Given entries
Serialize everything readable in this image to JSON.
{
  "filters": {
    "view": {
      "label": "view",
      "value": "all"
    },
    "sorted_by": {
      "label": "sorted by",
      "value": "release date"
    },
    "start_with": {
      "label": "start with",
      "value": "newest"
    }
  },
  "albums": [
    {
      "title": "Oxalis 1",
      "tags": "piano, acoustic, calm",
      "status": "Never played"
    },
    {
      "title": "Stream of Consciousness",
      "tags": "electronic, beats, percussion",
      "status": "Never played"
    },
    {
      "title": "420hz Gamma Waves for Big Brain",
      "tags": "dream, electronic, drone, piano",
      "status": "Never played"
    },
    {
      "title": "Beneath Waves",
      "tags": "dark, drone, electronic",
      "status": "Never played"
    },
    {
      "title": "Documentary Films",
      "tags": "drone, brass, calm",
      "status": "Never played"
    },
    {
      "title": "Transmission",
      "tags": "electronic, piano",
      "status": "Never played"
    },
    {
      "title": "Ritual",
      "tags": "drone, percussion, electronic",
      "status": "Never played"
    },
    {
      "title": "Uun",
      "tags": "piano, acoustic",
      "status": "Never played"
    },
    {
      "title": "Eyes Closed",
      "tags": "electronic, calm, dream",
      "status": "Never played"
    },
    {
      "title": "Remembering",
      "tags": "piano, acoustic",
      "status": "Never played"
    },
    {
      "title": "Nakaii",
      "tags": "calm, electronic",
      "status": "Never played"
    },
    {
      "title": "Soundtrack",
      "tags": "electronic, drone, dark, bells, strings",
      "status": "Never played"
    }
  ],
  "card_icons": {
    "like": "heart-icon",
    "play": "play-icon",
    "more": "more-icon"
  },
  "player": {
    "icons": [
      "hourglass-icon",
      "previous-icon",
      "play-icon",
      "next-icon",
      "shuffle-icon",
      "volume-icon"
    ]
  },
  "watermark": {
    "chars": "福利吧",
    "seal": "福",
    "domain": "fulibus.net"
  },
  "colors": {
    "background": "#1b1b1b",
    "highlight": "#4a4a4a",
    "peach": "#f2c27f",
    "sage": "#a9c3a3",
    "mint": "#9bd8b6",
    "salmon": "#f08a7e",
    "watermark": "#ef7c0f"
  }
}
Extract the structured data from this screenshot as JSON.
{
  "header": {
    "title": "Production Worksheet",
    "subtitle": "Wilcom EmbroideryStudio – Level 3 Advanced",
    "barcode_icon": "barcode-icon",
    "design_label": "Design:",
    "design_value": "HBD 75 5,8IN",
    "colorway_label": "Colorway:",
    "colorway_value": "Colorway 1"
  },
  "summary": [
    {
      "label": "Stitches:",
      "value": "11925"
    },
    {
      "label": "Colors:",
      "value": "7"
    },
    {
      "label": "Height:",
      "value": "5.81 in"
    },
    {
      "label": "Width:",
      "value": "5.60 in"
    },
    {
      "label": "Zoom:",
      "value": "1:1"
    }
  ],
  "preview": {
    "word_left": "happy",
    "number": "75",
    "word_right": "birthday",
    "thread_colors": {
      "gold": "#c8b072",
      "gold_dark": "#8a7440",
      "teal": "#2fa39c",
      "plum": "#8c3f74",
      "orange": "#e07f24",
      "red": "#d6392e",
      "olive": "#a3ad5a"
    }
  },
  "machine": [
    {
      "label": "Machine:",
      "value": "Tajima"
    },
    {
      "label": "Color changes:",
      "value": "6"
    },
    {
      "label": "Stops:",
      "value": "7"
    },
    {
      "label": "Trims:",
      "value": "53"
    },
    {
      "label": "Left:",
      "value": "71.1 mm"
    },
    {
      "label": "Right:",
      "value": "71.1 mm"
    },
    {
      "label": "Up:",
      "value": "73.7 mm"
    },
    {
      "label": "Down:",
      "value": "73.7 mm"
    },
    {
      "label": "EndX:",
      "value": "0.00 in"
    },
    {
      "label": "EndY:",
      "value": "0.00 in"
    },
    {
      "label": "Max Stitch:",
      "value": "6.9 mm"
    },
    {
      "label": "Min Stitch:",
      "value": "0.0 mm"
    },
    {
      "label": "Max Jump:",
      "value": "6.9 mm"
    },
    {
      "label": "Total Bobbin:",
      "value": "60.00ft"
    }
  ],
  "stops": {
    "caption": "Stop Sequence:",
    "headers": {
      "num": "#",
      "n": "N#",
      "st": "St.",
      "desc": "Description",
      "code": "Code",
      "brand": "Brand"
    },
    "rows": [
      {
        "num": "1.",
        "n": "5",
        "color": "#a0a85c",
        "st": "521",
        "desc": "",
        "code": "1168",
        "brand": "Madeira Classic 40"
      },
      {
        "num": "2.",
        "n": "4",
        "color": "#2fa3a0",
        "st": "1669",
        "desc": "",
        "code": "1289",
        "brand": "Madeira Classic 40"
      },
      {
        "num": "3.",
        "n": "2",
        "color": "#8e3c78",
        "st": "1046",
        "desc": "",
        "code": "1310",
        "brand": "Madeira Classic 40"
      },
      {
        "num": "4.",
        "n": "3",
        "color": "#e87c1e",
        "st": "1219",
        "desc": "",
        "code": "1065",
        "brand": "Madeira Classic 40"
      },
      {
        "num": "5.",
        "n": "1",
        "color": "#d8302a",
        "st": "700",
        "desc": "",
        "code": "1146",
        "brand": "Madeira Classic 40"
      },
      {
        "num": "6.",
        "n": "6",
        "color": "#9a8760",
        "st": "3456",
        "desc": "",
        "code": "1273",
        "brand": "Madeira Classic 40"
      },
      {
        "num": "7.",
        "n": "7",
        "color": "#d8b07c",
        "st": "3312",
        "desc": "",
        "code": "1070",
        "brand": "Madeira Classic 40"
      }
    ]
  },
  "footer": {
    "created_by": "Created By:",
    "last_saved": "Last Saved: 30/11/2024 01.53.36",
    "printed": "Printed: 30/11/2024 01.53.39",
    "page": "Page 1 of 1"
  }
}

Written problem
Every record above needs to be repeated word for word.

The response
Serialize everything readable in this image to JSON.
{
  "filters": {
    "view": {
      "label": "view",
      "value": "all"
    },
    "sorted_by": {
      "label": "sorted by",
      "value": "release date"
    },
    "start_with": {
      "label": "start with",
      "value": "newest"
    }
  },
  "albums": [
    {
      "title": "Oxalis 1",
      "tags": "piano, acoustic, calm",
      "status": "Never played"
    },
    {
      "title": "Stream of Consciousness",
      "tags": "electronic, beats, percussion",
      "status": "Never played"
    },
    {
      "title": "420hz Gamma Waves for Big Brain",
      "tags": "dream, electronic, drone, piano",
      "status": "Never played"
    },
    {
      "title": "Beneath Waves",
      "tags": "dark, drone, electronic",
      "status": "Never played"
    },
    {
      "title": "Documentary Films",
      "tags": "drone, brass, calm",
      "status": "Never played"
    },
    {
      "title": "Transmission",
      "tags": "electronic, piano",
      "status": "Never played"
    },
    {
      "title": "Ritual",
      "tags": "drone, percussion, electronic",
      "status": "Never played"
    },
    {
      "title": "Uun",
      "tags": "piano, acoustic",
      "status": "Never played"
    },
    {
      "title": "Eyes Closed",
      "tags": "electronic, calm, dream",
      "status": "Never played"
    },
    {
      "title": "Remembering",
      "tags": "piano, acoustic",
      "status": "Never played"
    },
    {
      "title": "Nakaii",
      "tags": "calm, electronic",
      "status": "Never played"
    },
    {
      "title": "Soundtrack",
      "tags": "electronic, drone, dark, bells, strings",
      "status": "Never played"
    }
  ],
  "card_icons": {
    "like": "heart-icon",
    "play": "play-icon",
    "more": "more-icon"
  },
  "player": {
    "icons": [
      "hourglass-icon",
      "previous-icon",
      "play-icon",
      "next-icon",
      "shuffle-icon",
      "volume-icon"
    ]
  },
  "watermark": {
    "chars": "福利吧",
    "seal": "福",
    "domain": "fulibus.net"
  },
  "colors": {
    "background": "#1b1b1b",
    "highlight": "#4a4a4a",
    "peach": "#f2c27f",
    "sage": "#a9c3a3",
    "mint": "#9bd8b6",
    "salmon": "#f08a7e",
    "watermark": "#ef7c0f"
  }
}
Extract the structured data from this screenshot as JSON.
{
  "header": {
    "title": "Production Worksheet",
    "subtitle": "Wilcom EmbroideryStudio – Level 3 Advanced",
    "barcode_icon": "barcode-icon",
    "design_label": "Design:",
    "design_value": "HBD 75 5,8IN",
    "colorway_label": "Colorway:",
    "colorway_value": "Colorway 1"
  },
  "summary": [
    {
      "label": "Stitches:",
      "value": "11925"
    },
    {
      "label": "Colors:",
      "value": "7"
    },
    {
      "label": "Height:",
      "value": "5.81 in"
    },
    {
      "label": "Width:",
      "value": "5.60 in"
    },
    {
      "label": "Zoom:",
      "value": "1:1"
    }
  ],
  "preview": {
    "word_left": "happy",
    "number": "75",
    "word_right": "birthday",
    "thread_colors": {
      "gold": "#c8b072",
      "gold_dark": "#8a7440",
      "teal": "#2fa39c",
      "plum": "#8c3f74",
      "orange": "#e07f24",
      "red": "#d6392e",
      "olive": "#a3ad5a"
    }
  },
  "machine": [
    {
      "label": "Machine:",
      "value": "Tajima"
    },
    {
      "label": "Color changes:",
      "value": "6"
    },
    {
      "label": "Stops:",
      "value": "7"
    },
    {
      "label": "Trims:",
      "value": "53"
    },
    {
      "label": "Left:",
      "value": "71.1 mm"
    },
    {
      "label": "Right:",
      "value": "71.1 mm"
    },
    {
      "label": "Up:",
      "value": "73.7 mm"
    },
    {
      "label": "Down:",
      "value": "73.7 mm"
    },
    {
      "label": "EndX:",
      "value": "0.00 in"
    },
    {
      "label": "EndY:",
      "value": "0.00 in"
    },
    {
      "label": "Max Stitch:",
      "value": "6.9 mm"
    },
    {
      "label": "Min Stitch:",
      "value": "0.0 mm"
    },
    {
      "label": "Max Jump:",
      "value": "6.9 mm"
    },
    {
      "label": "Total Bobbin:",
      "value": "60.00ft"
    }
  ],
  "stops": {
    "caption": "Stop Sequence:",
    "headers": {
      "num": "#",
      "n": "N#",
      "st": "St.",
      "desc": "Description",
      "code": "Code",
      "brand": "Brand"
    },
    "rows": [
      {
        "num": "1.",
        "n": "5",
        "color": "#a0a85c",
        "st": "521",
        "desc": "",
        "code": "1168",
        "brand": "Madeira Classic 40"
      },
      {
        "num": "2.",
        "n": "4",
        "color": "#2fa3a0",
        "st": "1669",
        "desc": "",
        "code": "1289",
        "brand": "Madeira Classic 40"
      },
      {
        "num": "3.",
        "n": "2",
        "color": "#8e3c78",
        "st": "1046",
        "desc": "",
        "code": "1310",
        "brand": "Madeira Classic 40"
      },
      {
        "num": "4.",
        "n": "3",
        "color": "#e87c1e",
        "st": "1219",
        "desc": "",
        "code": "1065",
        "brand": "Madeira Classic 40"
      },
      {
        "num": "5.",
        "n": "1",
        "color": "#d8302a",
        "st": "700",
        "desc": "",
        "code": "1146",
        "brand": "Madeira Classic 40"
      },
      {
        "num": "6.",
        "n": "6",
        "color": "#9a8760",
        "st": "3456",
        "desc": "",
        "code": "1273",
        "brand": "Madeira Classic 40"
      },
      {
        "num": "7.",
        "n": "7",
        "color": "#d8b07c",
        "st": "3312",
        "desc": "",
        "code": "1070",
        "brand": "Madeira Classic 40"
      }
    ]
  },
  "footer": {
    "created_by": "Created By:",
    "last_saved": "Last Saved: 30/11/2024 01.53.36",
    "printed": "Printed: 30/11/2024 01.53.39",
    "page": "Page 1 of 1"
  }
}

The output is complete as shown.